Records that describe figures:
━━━━━━━━━━━━━━━━━━━━━━━━━━━━━━
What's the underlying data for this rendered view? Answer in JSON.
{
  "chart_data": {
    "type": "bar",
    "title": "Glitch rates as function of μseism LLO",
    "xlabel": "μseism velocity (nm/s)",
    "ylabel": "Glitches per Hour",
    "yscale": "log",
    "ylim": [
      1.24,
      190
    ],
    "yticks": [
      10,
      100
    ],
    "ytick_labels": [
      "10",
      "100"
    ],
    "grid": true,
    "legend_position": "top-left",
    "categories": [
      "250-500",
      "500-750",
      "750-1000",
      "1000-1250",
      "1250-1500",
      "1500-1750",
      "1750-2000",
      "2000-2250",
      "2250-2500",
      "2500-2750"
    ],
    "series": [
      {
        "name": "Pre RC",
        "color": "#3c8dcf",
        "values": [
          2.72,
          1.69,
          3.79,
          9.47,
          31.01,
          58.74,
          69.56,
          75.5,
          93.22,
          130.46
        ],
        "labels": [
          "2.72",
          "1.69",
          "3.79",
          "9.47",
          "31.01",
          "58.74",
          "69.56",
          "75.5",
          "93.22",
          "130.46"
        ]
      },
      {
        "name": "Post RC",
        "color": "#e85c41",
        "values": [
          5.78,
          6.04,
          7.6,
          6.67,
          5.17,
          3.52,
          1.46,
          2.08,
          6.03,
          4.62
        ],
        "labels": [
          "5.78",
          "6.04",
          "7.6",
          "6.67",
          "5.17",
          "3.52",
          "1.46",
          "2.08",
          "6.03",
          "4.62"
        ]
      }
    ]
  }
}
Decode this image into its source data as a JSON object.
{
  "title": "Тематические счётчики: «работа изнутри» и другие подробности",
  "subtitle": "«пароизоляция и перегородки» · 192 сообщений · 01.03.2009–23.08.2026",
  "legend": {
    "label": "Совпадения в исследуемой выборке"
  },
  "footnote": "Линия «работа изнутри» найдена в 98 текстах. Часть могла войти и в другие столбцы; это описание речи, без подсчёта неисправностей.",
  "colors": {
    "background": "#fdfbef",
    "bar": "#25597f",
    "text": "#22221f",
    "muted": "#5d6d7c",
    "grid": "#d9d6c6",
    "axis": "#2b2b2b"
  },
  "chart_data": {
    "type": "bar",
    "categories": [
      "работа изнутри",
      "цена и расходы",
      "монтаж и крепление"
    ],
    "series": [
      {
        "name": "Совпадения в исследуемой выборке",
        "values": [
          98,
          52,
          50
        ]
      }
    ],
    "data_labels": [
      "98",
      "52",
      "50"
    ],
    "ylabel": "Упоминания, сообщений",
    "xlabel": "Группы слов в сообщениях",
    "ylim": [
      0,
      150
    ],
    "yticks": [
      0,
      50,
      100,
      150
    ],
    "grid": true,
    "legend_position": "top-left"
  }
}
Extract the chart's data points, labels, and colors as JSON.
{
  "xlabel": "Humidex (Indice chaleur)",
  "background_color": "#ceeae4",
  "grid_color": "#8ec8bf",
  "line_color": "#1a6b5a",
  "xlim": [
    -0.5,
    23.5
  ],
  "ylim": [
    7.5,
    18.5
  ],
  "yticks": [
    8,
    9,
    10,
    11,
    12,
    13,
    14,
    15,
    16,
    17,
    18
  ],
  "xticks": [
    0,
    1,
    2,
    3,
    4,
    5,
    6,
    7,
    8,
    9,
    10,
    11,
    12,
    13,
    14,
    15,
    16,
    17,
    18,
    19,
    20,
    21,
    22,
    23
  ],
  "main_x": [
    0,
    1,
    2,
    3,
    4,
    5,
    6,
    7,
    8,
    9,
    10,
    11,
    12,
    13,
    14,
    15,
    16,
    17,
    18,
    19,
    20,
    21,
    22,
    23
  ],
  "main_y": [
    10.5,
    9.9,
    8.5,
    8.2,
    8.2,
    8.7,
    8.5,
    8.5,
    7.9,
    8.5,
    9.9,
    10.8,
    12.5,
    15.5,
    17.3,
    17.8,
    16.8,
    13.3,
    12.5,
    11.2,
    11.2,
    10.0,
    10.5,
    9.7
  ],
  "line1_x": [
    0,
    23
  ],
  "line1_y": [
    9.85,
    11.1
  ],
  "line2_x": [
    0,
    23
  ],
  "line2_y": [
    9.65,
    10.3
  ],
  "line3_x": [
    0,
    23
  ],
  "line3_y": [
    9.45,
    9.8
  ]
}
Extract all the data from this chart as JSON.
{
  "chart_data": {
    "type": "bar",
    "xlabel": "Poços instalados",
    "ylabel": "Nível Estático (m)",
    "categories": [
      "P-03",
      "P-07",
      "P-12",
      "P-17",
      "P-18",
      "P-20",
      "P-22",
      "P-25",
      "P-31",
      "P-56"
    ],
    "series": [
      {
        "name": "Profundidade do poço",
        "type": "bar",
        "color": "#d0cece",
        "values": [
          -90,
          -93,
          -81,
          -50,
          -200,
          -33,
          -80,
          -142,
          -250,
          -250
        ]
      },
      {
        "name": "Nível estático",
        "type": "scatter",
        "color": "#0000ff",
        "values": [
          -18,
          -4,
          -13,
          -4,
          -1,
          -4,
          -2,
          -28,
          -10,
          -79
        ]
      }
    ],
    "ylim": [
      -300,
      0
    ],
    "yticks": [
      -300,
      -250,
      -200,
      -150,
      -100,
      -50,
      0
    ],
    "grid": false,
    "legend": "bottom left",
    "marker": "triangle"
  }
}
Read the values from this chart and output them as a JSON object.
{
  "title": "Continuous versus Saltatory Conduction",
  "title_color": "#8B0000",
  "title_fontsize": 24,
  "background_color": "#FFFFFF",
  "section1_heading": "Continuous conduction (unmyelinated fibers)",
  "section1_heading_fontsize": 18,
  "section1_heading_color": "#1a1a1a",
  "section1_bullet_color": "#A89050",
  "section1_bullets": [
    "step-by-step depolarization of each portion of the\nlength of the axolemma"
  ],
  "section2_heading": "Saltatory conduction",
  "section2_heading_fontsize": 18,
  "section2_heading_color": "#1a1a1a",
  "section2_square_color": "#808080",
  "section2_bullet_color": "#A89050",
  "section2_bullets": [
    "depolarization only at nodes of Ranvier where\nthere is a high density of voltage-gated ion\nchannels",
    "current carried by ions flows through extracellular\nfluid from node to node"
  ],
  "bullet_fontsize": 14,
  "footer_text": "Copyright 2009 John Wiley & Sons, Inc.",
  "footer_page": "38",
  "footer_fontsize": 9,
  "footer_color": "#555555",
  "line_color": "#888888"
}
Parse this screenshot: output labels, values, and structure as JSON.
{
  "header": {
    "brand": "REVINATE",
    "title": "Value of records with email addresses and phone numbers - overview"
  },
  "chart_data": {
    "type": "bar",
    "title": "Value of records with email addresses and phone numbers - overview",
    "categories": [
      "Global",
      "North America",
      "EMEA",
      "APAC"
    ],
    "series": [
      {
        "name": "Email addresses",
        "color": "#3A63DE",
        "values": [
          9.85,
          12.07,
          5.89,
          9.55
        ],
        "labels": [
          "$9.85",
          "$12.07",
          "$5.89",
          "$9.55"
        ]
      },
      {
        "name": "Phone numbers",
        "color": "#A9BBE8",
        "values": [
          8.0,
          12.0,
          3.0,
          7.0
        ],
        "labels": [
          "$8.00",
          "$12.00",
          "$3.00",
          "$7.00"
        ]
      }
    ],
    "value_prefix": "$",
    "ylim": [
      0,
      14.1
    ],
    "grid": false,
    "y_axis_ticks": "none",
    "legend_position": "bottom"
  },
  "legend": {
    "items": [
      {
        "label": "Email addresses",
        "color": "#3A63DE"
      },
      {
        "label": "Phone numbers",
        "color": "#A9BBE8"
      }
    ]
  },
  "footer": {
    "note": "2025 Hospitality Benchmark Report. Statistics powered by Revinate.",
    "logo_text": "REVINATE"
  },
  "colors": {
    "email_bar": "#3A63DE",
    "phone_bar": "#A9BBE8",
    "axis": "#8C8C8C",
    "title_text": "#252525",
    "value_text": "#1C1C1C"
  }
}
━━━━━━━━━━━━━━━━━━━━━━━━━━━━━━
What this task involves: Find every line of the data that holds the string "JSON", then say how many there are and nothing else.

Result of the exercise: 6